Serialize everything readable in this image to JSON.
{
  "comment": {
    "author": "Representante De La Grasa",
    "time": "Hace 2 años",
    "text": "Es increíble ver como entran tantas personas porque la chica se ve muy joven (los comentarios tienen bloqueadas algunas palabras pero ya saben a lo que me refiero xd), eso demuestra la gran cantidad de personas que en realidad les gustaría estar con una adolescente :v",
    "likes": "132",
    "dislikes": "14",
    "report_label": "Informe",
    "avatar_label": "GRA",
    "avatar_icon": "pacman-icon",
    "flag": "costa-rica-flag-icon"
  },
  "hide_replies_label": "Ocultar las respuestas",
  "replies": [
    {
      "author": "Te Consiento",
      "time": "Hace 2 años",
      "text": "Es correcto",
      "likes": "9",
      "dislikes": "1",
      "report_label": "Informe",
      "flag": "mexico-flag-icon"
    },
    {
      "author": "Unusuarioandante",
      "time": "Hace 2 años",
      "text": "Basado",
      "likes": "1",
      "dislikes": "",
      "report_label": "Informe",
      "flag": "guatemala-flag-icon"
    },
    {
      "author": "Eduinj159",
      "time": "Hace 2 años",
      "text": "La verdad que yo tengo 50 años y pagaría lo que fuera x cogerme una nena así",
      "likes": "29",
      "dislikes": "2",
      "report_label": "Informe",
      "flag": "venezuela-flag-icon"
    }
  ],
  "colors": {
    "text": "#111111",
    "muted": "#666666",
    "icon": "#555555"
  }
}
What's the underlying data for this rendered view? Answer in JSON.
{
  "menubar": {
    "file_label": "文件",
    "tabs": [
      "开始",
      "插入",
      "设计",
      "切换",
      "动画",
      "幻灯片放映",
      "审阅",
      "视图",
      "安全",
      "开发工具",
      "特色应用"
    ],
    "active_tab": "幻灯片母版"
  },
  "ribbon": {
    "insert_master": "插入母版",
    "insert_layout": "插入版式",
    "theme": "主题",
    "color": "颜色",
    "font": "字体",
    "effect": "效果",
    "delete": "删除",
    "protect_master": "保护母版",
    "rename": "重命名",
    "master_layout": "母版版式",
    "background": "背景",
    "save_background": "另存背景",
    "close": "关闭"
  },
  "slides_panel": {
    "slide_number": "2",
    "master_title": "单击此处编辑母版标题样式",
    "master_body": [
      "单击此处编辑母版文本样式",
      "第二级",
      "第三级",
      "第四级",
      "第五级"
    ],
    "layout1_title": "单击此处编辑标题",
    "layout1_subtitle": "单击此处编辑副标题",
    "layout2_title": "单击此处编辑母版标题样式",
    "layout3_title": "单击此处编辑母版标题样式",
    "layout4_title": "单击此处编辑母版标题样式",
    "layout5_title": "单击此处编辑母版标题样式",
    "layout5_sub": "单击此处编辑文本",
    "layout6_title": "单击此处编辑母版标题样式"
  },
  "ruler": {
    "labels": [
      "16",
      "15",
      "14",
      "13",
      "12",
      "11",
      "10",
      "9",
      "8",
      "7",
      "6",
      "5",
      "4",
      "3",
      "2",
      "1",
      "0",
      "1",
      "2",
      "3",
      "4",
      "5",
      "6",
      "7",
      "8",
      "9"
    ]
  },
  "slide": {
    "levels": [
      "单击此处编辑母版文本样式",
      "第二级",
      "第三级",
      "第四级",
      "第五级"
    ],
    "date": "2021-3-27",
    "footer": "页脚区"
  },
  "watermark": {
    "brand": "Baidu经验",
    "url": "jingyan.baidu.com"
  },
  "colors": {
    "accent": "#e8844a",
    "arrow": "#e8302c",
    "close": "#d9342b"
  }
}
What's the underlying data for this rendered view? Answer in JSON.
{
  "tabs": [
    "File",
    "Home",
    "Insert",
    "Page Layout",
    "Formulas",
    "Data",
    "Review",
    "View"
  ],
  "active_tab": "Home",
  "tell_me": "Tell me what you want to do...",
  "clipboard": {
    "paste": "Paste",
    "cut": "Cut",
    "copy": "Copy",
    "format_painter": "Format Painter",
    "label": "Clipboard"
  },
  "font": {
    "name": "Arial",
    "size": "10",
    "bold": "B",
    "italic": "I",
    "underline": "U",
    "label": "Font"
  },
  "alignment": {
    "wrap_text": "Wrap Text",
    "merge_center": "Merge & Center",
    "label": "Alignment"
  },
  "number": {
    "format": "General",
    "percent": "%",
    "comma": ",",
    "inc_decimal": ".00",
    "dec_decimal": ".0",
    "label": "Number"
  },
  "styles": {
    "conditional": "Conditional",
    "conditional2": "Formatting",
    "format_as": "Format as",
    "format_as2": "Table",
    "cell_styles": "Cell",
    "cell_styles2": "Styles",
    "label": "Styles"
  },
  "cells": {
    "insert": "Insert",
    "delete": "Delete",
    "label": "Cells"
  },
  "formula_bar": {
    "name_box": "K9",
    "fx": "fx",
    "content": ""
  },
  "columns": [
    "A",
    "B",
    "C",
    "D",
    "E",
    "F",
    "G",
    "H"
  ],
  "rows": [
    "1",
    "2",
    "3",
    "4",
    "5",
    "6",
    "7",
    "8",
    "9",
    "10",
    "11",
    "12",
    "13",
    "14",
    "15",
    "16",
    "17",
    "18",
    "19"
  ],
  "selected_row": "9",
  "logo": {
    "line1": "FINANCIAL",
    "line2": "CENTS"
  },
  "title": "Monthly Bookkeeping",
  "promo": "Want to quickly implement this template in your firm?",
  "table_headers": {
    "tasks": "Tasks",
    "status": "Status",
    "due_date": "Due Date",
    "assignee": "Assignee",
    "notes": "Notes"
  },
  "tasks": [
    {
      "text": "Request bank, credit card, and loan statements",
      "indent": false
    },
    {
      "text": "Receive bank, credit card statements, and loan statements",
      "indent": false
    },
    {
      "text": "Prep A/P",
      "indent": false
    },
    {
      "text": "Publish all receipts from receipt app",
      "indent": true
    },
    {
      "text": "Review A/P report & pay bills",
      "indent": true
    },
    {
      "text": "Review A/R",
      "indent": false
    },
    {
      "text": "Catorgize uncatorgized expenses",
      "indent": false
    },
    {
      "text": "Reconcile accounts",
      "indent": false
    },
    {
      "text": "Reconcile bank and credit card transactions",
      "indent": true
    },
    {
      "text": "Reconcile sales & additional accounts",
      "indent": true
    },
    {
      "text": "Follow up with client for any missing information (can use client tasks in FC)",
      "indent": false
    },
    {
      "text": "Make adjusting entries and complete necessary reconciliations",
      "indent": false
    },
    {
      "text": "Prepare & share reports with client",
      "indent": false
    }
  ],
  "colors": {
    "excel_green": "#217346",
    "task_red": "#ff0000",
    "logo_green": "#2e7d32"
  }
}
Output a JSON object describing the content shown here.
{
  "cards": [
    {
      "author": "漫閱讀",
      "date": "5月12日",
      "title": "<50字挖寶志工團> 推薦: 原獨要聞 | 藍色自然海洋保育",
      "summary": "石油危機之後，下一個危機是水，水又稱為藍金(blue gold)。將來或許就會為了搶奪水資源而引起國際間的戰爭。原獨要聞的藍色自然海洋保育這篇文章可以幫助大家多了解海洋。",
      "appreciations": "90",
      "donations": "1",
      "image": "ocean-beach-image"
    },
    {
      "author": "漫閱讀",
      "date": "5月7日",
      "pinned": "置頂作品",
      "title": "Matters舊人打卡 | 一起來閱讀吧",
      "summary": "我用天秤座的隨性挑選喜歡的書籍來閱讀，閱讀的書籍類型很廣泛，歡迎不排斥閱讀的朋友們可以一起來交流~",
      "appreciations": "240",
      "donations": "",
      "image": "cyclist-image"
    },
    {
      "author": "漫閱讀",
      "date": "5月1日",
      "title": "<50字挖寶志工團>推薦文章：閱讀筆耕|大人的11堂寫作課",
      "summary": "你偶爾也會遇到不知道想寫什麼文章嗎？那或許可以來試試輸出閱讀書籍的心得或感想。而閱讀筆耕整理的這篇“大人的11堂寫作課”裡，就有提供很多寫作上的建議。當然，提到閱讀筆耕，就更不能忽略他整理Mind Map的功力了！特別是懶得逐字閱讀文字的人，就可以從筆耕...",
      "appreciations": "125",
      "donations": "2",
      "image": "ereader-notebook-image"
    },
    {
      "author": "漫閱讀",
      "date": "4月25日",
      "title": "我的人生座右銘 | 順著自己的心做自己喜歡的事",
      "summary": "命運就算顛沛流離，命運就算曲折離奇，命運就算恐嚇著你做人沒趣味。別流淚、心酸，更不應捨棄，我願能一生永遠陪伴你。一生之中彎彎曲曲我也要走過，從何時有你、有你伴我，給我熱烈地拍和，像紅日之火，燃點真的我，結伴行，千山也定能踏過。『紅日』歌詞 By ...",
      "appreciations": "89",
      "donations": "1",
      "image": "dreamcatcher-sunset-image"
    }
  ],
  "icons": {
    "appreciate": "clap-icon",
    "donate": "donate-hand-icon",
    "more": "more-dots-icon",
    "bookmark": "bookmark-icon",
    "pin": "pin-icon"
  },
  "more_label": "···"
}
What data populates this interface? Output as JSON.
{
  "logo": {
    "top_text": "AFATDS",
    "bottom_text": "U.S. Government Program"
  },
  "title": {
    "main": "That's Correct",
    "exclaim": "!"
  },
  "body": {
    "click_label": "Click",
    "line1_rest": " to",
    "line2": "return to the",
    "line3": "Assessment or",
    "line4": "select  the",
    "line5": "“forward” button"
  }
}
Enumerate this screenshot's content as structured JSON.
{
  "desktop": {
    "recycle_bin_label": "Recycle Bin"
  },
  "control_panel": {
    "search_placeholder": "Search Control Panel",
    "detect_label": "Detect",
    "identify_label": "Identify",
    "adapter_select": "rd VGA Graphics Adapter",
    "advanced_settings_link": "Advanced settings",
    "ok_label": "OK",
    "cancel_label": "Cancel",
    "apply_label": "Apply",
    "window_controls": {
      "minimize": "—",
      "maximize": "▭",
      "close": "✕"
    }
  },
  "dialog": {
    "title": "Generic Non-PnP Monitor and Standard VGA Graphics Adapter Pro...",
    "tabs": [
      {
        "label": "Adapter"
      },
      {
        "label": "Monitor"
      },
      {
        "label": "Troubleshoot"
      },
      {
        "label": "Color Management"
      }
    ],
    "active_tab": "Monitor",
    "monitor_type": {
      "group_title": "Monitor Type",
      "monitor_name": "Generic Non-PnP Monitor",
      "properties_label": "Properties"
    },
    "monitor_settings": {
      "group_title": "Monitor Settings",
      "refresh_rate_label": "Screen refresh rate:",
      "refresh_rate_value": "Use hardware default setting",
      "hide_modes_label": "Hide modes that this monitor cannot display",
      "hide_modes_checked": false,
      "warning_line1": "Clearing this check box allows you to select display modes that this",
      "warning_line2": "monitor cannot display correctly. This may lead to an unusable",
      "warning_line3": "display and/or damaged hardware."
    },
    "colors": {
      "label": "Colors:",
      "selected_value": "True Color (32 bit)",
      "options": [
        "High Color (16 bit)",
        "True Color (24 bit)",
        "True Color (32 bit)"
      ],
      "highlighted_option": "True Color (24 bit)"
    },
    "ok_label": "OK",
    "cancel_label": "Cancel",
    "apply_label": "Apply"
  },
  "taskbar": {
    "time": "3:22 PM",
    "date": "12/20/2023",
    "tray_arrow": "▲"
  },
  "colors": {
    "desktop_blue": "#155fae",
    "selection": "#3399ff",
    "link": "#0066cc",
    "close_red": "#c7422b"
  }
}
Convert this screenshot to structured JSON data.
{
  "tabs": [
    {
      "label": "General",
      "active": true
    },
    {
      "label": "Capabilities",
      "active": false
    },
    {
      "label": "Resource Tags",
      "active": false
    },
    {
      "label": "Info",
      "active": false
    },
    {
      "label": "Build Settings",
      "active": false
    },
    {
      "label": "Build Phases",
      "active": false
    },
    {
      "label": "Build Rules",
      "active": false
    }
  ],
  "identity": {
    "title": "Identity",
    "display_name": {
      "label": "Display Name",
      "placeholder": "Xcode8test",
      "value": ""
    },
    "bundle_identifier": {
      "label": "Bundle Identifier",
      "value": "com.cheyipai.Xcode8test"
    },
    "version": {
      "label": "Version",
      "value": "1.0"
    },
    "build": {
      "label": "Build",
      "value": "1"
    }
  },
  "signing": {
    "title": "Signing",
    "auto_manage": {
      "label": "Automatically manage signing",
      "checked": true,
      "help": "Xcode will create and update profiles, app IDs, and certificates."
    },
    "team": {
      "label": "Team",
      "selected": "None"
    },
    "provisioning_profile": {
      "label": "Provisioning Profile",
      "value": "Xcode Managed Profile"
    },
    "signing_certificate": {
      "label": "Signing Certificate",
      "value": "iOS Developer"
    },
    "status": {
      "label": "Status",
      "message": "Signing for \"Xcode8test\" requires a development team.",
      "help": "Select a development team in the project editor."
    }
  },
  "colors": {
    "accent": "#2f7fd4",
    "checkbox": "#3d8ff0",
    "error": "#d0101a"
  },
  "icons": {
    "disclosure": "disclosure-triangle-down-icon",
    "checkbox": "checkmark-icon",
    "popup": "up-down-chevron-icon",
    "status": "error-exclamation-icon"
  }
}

# # # #

THE PROBLEM
How many lines of these entries contain the string "单击此处编辑母版标题样式"? Reply with the number alone.

ANSWER IN FULL
6